# WORK TO COMPLETE:
Repeat word for word the line with "OCR this image." and every line after it until the records below run out.

# ENTRIES:
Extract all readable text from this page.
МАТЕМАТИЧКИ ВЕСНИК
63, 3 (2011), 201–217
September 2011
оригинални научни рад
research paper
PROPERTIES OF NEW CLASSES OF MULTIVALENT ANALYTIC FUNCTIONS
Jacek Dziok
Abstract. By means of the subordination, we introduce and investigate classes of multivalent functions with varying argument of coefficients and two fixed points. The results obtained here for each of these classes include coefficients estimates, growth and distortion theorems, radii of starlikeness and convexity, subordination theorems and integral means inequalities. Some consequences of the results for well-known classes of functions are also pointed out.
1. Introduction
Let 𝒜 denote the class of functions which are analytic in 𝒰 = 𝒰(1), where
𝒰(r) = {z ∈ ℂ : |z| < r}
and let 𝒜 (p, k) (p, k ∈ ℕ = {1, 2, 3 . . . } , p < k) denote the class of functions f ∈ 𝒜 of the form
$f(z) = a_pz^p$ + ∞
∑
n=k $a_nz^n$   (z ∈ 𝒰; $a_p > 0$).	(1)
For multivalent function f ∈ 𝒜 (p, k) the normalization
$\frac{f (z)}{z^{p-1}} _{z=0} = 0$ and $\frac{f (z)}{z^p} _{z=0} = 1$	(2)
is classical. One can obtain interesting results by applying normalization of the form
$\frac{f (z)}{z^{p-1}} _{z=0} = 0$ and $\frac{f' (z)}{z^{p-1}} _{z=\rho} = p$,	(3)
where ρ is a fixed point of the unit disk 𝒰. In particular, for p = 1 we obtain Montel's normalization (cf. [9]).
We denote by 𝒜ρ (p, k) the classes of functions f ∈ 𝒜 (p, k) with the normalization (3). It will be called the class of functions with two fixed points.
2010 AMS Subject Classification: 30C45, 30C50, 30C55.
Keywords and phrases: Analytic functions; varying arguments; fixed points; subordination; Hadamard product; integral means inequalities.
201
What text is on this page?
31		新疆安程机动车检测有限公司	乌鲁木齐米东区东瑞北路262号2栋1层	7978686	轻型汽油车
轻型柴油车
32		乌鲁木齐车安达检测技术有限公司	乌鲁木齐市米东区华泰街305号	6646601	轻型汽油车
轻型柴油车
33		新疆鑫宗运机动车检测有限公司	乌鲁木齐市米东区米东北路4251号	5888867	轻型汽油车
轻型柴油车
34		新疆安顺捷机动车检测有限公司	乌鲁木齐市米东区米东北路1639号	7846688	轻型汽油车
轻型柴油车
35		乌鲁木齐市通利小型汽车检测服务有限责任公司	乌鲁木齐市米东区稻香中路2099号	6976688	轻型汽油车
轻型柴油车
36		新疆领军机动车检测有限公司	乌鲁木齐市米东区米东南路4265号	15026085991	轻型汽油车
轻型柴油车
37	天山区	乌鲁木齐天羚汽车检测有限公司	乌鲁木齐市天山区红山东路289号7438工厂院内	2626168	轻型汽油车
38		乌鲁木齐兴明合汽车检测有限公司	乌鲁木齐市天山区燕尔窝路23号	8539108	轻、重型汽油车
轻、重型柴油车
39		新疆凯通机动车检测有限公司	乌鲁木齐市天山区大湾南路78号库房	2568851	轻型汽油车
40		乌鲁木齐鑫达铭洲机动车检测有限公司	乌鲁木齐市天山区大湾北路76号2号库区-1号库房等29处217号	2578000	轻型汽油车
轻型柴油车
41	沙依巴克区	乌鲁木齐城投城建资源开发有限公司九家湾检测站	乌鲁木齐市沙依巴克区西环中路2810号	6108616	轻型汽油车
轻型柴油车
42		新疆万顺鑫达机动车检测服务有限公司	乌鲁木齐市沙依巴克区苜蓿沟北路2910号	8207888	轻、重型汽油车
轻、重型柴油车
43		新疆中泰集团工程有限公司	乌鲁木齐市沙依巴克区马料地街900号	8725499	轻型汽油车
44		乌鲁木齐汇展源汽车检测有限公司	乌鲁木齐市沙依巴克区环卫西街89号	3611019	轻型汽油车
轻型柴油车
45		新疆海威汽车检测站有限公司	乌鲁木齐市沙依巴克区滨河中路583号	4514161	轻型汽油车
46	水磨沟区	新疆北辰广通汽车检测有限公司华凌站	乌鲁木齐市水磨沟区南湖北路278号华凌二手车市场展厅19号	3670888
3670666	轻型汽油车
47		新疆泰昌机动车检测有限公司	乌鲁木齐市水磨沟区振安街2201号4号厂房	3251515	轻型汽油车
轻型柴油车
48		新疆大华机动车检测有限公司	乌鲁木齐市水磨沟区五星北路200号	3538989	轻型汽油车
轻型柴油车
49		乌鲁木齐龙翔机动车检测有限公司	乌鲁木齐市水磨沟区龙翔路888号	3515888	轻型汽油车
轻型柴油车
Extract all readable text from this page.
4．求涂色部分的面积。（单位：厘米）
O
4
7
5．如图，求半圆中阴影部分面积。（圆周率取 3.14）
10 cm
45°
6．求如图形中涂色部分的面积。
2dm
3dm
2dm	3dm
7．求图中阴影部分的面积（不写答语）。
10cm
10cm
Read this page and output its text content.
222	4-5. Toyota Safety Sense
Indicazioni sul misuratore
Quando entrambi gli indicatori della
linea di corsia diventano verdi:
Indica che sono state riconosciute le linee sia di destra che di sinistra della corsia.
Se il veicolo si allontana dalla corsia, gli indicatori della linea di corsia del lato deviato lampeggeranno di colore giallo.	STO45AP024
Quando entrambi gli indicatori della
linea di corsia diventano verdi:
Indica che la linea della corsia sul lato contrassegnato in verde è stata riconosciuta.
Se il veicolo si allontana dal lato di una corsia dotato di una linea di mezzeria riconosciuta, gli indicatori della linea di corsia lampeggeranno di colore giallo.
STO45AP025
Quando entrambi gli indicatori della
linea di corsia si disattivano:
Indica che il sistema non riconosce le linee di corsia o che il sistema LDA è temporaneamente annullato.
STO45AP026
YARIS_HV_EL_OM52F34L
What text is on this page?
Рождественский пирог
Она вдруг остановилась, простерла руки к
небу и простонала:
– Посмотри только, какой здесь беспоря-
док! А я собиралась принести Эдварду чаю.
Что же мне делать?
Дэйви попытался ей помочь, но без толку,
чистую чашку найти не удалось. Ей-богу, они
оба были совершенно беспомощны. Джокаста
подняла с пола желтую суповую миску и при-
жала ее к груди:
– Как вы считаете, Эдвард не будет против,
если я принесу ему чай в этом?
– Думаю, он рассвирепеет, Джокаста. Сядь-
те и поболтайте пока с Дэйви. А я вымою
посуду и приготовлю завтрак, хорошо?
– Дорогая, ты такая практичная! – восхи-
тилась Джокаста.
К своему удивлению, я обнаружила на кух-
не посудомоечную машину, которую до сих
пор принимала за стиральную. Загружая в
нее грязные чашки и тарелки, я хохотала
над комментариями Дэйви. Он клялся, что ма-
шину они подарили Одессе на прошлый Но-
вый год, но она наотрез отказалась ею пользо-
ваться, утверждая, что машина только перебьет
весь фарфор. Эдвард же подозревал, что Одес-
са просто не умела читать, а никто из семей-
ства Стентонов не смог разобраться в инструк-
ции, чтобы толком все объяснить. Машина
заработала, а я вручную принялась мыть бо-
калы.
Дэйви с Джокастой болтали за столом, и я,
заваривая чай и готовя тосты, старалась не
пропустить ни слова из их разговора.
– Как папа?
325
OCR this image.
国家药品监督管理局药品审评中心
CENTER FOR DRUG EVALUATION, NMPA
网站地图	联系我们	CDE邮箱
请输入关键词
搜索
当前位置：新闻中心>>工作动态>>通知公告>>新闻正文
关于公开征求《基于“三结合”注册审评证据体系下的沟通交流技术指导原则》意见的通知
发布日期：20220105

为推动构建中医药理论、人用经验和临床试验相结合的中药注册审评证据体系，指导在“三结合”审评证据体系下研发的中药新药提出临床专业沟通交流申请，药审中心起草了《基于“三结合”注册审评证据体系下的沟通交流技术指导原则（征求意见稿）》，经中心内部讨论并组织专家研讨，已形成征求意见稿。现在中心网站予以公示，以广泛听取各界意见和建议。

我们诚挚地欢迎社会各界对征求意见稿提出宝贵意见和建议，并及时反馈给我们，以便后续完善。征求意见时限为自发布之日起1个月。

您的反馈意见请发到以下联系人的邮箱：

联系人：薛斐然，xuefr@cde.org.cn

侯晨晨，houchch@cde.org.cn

# OUTPUT BELOW:
OCR this image.
国家药品监督管理局药品审评中心
CENTER FOR DRUG EVALUATION, NMPA
网站地图	联系我们	CDE邮箱
请输入关键词
搜索
当前位置：新闻中心>>工作动态>>通知公告>>新闻正文
关于公开征求《基于“三结合”注册审评证据体系下的沟通交流技术指导原则》意见的通知
发布日期：20220105

为推动构建中医药理论、人用经验和临床试验相结合的中药注册审评证据体系，指导在“三结合”审评证据体系下研发的中药新药提出临床专业沟通交流申请，药审中心起草了《基于“三结合”注册审评证据体系下的沟通交流技术指导原则（征求意见稿）》，经中心内部讨论并组织专家研讨，已形成征求意见稿。现在中心网站予以公示，以广泛听取各界意见和建议。

我们诚挚地欢迎社会各界对征求意见稿提出宝贵意见和建议，并及时反馈给我们，以便后续完善。征求意见时限为自发布之日起1个月。

您的反馈意见请发到以下联系人的邮箱：

联系人：薛斐然，xuefr@cde.org.cn

侯晨晨，houchch@cde.org.cn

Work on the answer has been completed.